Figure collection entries

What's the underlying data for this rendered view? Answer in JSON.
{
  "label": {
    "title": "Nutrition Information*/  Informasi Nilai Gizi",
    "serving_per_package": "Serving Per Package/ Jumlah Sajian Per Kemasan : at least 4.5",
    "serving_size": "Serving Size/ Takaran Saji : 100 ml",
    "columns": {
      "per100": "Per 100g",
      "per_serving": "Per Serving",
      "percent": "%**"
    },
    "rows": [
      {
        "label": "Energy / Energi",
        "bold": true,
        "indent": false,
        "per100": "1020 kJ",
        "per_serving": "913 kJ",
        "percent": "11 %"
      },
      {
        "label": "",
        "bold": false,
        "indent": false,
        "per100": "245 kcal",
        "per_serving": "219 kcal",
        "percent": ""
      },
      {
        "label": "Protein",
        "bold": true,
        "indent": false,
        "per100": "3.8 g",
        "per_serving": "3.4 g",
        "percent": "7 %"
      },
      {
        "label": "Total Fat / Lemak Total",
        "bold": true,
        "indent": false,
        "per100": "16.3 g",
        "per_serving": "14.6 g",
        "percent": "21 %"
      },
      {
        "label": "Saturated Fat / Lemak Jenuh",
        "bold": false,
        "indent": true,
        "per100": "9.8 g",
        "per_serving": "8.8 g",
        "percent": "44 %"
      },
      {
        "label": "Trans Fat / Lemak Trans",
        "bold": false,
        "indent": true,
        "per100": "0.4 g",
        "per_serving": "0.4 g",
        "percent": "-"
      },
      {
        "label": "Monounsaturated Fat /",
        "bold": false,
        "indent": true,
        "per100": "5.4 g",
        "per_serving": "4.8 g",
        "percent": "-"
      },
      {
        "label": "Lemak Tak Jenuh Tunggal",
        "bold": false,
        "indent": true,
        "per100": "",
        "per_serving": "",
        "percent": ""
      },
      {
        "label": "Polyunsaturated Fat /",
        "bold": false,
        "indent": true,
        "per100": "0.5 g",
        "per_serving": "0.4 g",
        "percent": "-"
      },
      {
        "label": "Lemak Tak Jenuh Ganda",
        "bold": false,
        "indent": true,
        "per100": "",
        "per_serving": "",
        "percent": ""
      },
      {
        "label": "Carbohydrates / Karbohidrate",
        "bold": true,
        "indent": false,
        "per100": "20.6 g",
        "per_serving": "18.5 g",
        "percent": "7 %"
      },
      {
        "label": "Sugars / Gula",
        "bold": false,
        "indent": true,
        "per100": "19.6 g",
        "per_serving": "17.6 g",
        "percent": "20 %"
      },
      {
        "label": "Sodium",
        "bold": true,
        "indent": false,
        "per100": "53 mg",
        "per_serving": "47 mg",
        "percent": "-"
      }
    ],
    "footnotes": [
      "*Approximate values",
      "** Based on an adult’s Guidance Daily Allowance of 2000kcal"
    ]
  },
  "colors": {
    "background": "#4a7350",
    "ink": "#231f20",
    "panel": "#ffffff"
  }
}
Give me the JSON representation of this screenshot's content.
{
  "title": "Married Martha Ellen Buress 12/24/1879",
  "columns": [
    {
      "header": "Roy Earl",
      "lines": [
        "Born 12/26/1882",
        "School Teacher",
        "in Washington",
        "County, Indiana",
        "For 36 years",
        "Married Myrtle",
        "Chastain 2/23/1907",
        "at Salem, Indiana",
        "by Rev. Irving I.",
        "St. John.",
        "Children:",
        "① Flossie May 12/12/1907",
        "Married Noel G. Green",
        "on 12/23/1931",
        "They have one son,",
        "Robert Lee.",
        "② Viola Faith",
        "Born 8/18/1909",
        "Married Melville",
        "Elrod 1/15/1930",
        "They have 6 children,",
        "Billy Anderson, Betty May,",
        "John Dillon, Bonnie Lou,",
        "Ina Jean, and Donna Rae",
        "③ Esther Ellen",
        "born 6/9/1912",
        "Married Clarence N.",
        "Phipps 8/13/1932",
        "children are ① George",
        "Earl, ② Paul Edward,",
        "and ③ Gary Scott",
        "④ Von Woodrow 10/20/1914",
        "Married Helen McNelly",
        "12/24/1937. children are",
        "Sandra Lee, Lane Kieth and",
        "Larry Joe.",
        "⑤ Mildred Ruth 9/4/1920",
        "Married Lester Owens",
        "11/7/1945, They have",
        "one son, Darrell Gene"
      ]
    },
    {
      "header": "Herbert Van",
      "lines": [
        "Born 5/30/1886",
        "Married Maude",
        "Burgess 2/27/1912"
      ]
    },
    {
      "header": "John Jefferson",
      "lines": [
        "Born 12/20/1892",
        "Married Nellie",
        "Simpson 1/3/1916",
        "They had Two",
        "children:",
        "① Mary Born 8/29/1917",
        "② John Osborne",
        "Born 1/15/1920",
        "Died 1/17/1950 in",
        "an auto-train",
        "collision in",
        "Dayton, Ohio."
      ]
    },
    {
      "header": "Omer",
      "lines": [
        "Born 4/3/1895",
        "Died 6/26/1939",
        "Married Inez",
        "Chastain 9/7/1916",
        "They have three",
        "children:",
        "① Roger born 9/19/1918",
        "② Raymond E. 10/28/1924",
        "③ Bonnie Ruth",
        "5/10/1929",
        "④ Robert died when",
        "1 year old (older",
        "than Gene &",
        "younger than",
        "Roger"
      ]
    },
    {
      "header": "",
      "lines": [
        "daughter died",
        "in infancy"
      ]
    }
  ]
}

● **WHAT YOU NEED TO DO**
All of the data above should be reproduced exactly, with nothing left out.

● **PROBLEM SOLUTION**
What's the underlying data for this rendered view? Answer in JSON.
{
  "label": {
    "title": "Nutrition Information*/  Informasi Nilai Gizi",
    "serving_per_package": "Serving Per Package/ Jumlah Sajian Per Kemasan : at least 4.5",
    "serving_size": "Serving Size/ Takaran Saji : 100 ml",
    "columns": {
      "per100": "Per 100g",
      "per_serving": "Per Serving",
      "percent": "%**"
    },
    "rows": [
      {
        "label": "Energy / Energi",
        "bold": true,
        "indent": false,
        "per100": "1020 kJ",
        "per_serving": "913 kJ",
        "percent": "11 %"
      },
      {
        "label": "",
        "bold": false,
        "indent": false,
        "per100": "245 kcal",
        "per_serving": "219 kcal",
        "percent": ""
      },
      {
        "label": "Protein",
        "bold": true,
        "indent": false,
        "per100": "3.8 g",
        "per_serving": "3.4 g",
        "percent": "7 %"
      },
      {
        "label": "Total Fat / Lemak Total",
        "bold": true,
        "indent": false,
        "per100": "16.3 g",
        "per_serving": "14.6 g",
        "percent": "21 %"
      },
      {
        "label": "Saturated Fat / Lemak Jenuh",
        "bold": false,
        "indent": true,
        "per100": "9.8 g",
        "per_serving": "8.8 g",
        "percent": "44 %"
      },
      {
        "label": "Trans Fat / Lemak Trans",
        "bold": false,
        "indent": true,
        "per100": "0.4 g",
        "per_serving": "0.4 g",
        "percent": "-"
      },
      {
        "label": "Monounsaturated Fat /",
        "bold": false,
        "indent": true,
        "per100": "5.4 g",
        "per_serving": "4.8 g",
        "percent": "-"
      },
      {
        "label": "Lemak Tak Jenuh Tunggal",
        "bold": false,
        "indent": true,
        "per100": "",
        "per_serving": "",
        "percent": ""
      },
      {
        "label": "Polyunsaturated Fat /",
        "bold": false,
        "indent": true,
        "per100": "0.5 g",
        "per_serving": "0.4 g",
        "percent": "-"
      },
      {
        "label": "Lemak Tak Jenuh Ganda",
        "bold": false,
        "indent": true,
        "per100": "",
        "per_serving": "",
        "percent": ""
      },
      {
        "label": "Carbohydrates / Karbohidrate",
        "bold": true,
        "indent": false,
        "per100": "20.6 g",
        "per_serving": "18.5 g",
        "percent": "7 %"
      },
      {
        "label": "Sugars / Gula",
        "bold": false,
        "indent": true,
        "per100": "19.6 g",
        "per_serving": "17.6 g",
        "percent": "20 %"
      },
      {
        "label": "Sodium",
        "bold": true,
        "indent": false,
        "per100": "53 mg",
        "per_serving": "47 mg",
        "percent": "-"
      }
    ],
    "footnotes": [
      "*Approximate values",
      "** Based on an adult’s Guidance Daily Allowance of 2000kcal"
    ]
  },
  "colors": {
    "background": "#4a7350",
    "ink": "#231f20",
    "panel": "#ffffff"
  }
}
Give me the JSON representation of this screenshot's content.
{
  "title": "Married Martha Ellen Buress 12/24/1879",
  "columns": [
    {
      "header": "Roy Earl",
      "lines": [
        "Born 12/26/1882",
        "School Teacher",
        "in Washington",
        "County, Indiana",
        "For 36 years",
        "Married Myrtle",
        "Chastain 2/23/1907",
        "at Salem, Indiana",
        "by Rev. Irving I.",
        "St. John.",
        "Children:",
        "① Flossie May 12/12/1907",
        "Married Noel G. Green",
        "on 12/23/1931",
        "They have one son,",
        "Robert Lee.",
        "② Viola Faith",
        "Born 8/18/1909",
        "Married Melville",
        "Elrod 1/15/1930",
        "They have 6 children,",
        "Billy Anderson, Betty May,",
        "John Dillon, Bonnie Lou,",
        "Ina Jean, and Donna Rae",
        "③ Esther Ellen",
        "born 6/9/1912",
        "Married Clarence N.",
        "Phipps 8/13/1932",
        "children are ① George",
        "Earl, ② Paul Edward,",
        "and ③ Gary Scott",
        "④ Von Woodrow 10/20/1914",
        "Married Helen McNelly",
        "12/24/1937. children are",
        "Sandra Lee, Lane Kieth and",
        "Larry Joe.",
        "⑤ Mildred Ruth 9/4/1920",
        "Married Lester Owens",
        "11/7/1945, They have",
        "one son, Darrell Gene"
      ]
    },
    {
      "header": "Herbert Van",
      "lines": [
        "Born 5/30/1886",
        "Married Maude",
        "Burgess 2/27/1912"
      ]
    },
    {
      "header": "John Jefferson",
      "lines": [
        "Born 12/20/1892",
        "Married Nellie",
        "Simpson 1/3/1916",
        "They had Two",
        "children:",
        "① Mary Born 8/29/1917",
        "② John Osborne",
        "Born 1/15/1920",
        "Died 1/17/1950 in",
        "an auto-train",
        "collision in",
        "Dayton, Ohio."
      ]
    },
    {
      "header": "Omer",
      "lines": [
        "Born 4/3/1895",
        "Died 6/26/1939",
        "Married Inez",
        "Chastain 9/7/1916",
        "They have three",
        "children:",
        "① Roger born 9/19/1918",
        "② Raymond E. 10/28/1924",
        "③ Bonnie Ruth",
        "5/10/1929",
        "④ Robert died when",
        "1 year old (older",
        "than Gene &",
        "younger than",
        "Roger"
      ]
    },
    {
      "header": "",
      "lines": [
        "daughter died",
        "in infancy"
      ]
    }
  ]
}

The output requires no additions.